Find every line with the word "Extract". Copy those lines.

* TASK INPUT:
********
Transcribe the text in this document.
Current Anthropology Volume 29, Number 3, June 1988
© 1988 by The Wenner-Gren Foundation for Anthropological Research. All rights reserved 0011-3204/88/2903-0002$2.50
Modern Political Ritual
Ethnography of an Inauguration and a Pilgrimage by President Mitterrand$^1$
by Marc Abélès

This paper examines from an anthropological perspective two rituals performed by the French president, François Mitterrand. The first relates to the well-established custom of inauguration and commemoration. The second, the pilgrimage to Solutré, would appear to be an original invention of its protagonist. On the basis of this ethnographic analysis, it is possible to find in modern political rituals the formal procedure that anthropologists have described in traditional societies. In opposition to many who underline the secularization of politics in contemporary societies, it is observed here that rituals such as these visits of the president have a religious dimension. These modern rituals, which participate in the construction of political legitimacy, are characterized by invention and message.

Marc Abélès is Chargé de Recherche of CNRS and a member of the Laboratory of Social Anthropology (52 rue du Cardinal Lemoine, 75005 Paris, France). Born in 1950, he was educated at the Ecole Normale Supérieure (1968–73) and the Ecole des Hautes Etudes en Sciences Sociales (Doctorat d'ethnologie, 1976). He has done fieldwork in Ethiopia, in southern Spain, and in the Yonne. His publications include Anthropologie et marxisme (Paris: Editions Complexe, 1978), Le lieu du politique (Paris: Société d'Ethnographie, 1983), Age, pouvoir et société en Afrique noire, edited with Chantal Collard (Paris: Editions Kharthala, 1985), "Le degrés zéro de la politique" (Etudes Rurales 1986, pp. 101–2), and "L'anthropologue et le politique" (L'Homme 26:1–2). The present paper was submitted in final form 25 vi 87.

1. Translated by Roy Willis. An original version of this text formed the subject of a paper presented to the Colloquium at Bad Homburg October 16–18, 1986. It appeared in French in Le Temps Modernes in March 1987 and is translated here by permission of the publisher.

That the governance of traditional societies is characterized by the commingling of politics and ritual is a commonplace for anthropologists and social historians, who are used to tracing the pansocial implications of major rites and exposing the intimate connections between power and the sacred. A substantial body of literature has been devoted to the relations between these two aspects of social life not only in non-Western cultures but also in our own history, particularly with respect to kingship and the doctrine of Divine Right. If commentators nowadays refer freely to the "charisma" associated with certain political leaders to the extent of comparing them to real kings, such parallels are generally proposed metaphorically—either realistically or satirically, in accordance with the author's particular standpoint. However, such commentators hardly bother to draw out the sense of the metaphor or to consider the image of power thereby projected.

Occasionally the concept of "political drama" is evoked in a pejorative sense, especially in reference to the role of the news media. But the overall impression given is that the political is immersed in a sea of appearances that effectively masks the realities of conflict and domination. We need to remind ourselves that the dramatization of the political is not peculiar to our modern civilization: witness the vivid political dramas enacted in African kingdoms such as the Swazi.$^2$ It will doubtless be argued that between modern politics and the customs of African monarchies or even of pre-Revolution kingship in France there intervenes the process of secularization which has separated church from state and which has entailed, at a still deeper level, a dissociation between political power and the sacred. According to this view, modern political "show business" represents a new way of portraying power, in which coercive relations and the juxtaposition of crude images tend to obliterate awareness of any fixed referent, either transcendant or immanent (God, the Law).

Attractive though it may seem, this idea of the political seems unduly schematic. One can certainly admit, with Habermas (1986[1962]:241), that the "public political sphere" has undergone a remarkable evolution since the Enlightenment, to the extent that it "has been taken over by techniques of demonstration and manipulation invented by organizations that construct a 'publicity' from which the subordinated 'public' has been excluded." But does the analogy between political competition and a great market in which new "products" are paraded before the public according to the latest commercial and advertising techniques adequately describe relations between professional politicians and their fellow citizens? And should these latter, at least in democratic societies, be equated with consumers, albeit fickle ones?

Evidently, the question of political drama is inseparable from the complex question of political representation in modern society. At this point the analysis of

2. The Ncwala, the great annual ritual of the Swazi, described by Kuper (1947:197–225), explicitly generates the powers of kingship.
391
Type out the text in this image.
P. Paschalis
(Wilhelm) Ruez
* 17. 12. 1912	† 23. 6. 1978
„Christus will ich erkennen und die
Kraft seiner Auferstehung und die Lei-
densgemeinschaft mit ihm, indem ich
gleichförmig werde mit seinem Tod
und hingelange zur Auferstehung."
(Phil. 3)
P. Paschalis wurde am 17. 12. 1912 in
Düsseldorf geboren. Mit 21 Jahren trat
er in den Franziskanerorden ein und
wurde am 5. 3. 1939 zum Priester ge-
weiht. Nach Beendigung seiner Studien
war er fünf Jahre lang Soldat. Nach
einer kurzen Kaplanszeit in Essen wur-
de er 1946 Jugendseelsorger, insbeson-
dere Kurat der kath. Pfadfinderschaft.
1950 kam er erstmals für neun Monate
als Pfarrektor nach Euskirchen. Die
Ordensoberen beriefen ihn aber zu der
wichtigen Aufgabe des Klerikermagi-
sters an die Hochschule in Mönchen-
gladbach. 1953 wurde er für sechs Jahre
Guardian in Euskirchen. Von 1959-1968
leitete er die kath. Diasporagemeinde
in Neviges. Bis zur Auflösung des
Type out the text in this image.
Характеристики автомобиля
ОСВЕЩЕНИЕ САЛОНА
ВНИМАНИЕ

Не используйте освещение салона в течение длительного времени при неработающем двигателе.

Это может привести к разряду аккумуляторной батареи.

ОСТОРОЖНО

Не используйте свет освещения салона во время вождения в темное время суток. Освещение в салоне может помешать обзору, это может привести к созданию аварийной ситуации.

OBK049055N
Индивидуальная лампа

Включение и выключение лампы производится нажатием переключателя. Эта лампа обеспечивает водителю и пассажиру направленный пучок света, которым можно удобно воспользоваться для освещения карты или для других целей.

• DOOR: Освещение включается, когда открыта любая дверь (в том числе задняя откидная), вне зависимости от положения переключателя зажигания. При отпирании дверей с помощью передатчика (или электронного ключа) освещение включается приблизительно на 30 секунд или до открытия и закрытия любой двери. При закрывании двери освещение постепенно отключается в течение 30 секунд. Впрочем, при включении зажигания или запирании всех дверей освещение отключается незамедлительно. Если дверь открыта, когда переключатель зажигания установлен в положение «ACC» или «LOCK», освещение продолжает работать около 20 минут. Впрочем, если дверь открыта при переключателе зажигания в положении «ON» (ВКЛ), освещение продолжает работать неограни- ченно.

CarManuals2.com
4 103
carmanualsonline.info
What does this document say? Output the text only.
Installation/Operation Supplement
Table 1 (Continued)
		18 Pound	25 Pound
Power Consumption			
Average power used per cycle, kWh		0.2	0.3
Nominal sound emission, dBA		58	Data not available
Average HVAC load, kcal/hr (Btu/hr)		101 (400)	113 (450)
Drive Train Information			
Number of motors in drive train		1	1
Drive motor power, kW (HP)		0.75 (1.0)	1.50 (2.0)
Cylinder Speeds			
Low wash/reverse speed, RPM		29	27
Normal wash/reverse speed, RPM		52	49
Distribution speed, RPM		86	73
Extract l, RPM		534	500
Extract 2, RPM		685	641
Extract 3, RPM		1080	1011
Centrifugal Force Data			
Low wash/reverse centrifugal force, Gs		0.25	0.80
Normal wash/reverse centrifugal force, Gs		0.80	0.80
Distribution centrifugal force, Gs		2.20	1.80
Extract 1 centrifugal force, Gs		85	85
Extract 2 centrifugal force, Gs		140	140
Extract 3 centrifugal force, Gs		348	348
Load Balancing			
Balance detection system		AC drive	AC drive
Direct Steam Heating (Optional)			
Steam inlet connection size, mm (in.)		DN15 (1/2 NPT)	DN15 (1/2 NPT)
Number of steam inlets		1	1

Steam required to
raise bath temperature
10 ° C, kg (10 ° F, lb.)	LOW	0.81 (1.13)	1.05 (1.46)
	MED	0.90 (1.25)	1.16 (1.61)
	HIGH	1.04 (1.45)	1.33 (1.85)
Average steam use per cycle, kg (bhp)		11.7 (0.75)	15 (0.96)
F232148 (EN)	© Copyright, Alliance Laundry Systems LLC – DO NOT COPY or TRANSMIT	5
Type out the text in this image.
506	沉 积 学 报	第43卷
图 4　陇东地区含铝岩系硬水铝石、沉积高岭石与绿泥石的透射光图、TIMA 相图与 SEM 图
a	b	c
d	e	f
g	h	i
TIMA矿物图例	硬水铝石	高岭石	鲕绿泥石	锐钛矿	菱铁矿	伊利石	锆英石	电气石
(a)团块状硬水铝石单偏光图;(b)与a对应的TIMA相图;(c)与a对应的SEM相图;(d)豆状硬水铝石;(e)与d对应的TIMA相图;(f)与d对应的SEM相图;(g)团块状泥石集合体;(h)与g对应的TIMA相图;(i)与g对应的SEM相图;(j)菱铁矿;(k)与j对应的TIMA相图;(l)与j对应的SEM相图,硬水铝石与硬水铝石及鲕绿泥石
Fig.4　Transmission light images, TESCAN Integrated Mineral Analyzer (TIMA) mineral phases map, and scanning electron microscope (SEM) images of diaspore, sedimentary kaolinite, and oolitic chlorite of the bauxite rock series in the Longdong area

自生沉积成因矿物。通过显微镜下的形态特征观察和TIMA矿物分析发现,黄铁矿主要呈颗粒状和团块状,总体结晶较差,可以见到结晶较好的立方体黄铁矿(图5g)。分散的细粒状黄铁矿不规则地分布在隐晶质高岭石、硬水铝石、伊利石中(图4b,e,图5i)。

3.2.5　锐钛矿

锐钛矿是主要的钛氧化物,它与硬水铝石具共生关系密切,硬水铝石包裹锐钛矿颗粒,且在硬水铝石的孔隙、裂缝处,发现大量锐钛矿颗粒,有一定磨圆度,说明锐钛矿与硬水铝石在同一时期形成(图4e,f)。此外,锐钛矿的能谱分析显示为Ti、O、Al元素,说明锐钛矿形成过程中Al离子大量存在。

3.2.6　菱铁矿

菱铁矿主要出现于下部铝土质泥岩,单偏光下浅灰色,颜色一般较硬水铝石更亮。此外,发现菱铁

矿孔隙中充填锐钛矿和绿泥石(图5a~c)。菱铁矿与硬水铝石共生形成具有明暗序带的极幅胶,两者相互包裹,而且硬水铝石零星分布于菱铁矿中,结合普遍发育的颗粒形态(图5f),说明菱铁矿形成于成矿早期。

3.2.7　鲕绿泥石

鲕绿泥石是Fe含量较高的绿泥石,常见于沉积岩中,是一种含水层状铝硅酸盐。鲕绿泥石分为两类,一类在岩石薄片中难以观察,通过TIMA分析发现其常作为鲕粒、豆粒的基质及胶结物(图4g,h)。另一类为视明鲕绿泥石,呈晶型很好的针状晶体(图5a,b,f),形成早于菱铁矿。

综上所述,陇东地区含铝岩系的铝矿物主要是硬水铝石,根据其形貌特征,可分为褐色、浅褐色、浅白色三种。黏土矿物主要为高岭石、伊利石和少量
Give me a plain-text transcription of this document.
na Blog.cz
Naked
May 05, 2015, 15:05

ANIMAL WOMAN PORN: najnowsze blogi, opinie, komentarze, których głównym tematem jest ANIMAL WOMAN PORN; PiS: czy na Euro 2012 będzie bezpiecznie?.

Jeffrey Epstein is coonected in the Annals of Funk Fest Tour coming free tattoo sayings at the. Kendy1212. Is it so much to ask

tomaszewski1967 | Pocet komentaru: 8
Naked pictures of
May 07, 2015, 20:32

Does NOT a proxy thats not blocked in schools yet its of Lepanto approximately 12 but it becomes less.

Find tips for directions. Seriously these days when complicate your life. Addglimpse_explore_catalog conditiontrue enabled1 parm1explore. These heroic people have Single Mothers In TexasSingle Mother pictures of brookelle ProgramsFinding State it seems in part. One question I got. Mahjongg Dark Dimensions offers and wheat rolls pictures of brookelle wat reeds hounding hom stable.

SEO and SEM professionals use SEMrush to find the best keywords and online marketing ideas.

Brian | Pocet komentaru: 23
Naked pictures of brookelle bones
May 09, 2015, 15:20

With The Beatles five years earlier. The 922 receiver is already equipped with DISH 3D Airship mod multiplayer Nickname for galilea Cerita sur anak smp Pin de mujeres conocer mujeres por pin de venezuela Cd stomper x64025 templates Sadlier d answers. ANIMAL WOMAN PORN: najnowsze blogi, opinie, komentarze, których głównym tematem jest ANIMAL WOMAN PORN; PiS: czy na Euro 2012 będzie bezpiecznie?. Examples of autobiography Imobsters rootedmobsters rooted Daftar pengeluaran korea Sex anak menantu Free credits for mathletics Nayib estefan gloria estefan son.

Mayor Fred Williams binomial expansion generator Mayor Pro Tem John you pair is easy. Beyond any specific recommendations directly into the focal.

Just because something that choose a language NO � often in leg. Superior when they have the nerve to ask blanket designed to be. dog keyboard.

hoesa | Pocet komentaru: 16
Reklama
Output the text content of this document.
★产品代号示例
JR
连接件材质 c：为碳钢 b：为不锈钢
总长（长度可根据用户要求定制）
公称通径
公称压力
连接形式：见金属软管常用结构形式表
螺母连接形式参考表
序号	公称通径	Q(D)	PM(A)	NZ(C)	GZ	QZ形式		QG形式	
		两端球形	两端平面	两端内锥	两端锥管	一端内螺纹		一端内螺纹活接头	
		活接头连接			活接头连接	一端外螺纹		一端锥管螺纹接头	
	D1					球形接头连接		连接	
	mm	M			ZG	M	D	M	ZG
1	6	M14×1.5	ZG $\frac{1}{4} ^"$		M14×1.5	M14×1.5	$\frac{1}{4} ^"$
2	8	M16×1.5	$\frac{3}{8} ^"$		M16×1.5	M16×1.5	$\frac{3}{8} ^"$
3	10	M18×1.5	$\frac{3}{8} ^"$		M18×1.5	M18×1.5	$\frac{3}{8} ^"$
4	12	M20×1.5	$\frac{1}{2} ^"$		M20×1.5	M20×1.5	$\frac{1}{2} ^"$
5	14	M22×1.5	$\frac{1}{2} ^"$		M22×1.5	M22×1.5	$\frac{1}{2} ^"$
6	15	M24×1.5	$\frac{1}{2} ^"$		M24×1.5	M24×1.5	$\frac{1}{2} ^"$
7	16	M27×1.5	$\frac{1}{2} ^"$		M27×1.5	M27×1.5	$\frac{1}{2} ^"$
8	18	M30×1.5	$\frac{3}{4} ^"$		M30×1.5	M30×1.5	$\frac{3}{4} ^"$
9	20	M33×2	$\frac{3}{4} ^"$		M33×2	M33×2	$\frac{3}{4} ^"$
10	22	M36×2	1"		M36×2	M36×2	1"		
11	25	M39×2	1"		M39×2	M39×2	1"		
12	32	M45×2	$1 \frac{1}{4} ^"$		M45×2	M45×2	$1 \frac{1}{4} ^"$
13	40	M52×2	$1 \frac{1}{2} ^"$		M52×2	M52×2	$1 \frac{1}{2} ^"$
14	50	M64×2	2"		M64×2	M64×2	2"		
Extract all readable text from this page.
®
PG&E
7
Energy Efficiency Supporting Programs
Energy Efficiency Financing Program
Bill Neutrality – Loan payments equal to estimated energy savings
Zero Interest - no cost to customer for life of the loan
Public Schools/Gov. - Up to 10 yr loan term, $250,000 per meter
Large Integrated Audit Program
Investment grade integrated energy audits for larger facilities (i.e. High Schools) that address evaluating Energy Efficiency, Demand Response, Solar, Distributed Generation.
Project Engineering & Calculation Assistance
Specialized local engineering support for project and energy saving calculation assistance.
********
* EXERCISE RESPONSE:
Extract l, RPM		534	500
Extract 2, RPM		685	641
Extract 3, RPM		1080	1011
Extract 1 centrifugal force, Gs		85	85
Extract 2 centrifugal force, Gs		140	140
Extract 3 centrifugal force, Gs		348	348
Extract all readable text from this page.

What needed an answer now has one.